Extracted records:
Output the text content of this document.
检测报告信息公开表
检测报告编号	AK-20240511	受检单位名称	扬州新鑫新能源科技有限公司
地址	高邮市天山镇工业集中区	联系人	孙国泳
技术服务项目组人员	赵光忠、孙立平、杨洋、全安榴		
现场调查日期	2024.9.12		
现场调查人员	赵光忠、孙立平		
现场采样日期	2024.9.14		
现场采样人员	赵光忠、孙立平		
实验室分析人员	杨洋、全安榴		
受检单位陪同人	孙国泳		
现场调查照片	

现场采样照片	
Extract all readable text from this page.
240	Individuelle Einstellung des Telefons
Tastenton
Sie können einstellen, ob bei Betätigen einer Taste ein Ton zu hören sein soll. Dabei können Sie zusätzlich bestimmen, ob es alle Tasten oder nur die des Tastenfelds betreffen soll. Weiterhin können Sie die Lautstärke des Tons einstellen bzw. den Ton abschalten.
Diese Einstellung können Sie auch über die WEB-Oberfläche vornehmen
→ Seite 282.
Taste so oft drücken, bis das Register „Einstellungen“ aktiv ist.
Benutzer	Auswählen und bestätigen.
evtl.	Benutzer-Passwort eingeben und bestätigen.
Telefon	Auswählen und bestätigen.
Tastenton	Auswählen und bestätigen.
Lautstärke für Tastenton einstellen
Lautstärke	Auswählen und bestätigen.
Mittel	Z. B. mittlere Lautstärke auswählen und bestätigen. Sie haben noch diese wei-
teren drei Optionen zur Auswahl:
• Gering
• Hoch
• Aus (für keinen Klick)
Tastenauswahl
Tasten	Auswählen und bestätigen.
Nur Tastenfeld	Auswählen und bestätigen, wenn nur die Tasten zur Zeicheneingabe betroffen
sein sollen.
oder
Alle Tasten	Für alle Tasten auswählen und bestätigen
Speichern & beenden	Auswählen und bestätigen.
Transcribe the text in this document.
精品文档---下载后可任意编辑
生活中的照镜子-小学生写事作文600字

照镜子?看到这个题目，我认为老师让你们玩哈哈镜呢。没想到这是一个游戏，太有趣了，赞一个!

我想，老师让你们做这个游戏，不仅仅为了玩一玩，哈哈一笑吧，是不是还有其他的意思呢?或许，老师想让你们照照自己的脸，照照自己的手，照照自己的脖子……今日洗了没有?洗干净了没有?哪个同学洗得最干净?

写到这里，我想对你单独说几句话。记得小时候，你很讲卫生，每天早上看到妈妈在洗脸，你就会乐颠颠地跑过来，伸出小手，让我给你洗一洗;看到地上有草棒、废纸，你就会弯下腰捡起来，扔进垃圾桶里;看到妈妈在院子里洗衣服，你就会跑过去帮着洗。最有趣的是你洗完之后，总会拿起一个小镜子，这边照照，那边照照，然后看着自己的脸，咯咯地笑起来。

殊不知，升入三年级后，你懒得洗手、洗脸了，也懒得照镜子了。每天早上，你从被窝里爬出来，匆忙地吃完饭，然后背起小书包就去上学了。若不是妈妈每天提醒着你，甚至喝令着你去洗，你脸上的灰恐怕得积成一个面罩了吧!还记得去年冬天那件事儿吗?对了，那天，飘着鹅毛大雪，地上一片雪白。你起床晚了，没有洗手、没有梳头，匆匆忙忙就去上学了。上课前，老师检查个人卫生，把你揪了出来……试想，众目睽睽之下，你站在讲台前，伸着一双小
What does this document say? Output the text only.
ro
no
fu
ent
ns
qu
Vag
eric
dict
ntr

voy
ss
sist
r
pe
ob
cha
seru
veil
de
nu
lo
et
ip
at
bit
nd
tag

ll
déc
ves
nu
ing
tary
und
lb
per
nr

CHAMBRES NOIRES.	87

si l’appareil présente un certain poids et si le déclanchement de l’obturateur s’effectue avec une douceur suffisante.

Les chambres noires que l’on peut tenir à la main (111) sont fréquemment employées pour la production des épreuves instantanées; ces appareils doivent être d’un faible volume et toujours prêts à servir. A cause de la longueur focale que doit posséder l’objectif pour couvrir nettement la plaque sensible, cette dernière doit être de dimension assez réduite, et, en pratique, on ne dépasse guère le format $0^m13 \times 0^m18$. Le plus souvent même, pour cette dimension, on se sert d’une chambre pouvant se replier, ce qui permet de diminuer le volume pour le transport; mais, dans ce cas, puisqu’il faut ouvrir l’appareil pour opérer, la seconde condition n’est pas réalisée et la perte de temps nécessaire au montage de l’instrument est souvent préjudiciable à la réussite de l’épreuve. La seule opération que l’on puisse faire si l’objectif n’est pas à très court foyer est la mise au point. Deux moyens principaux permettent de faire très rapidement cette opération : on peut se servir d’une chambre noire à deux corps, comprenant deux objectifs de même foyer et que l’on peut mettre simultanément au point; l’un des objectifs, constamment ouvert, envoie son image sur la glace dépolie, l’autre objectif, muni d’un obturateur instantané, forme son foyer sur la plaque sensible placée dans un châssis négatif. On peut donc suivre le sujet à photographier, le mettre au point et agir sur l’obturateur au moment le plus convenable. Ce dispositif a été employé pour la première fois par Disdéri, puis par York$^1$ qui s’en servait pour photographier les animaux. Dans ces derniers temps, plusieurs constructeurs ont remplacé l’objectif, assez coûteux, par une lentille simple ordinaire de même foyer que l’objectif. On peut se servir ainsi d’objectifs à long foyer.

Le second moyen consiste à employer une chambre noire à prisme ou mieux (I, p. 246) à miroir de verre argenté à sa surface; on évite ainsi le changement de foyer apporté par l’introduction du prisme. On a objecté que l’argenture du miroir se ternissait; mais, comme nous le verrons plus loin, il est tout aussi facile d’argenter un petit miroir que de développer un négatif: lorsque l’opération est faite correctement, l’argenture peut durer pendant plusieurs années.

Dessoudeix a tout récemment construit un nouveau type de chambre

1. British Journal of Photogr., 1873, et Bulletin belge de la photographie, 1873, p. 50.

#### What is asked
Count each line of the entries that holds the word "sein", then state the total and nothing more.

#### Final result
2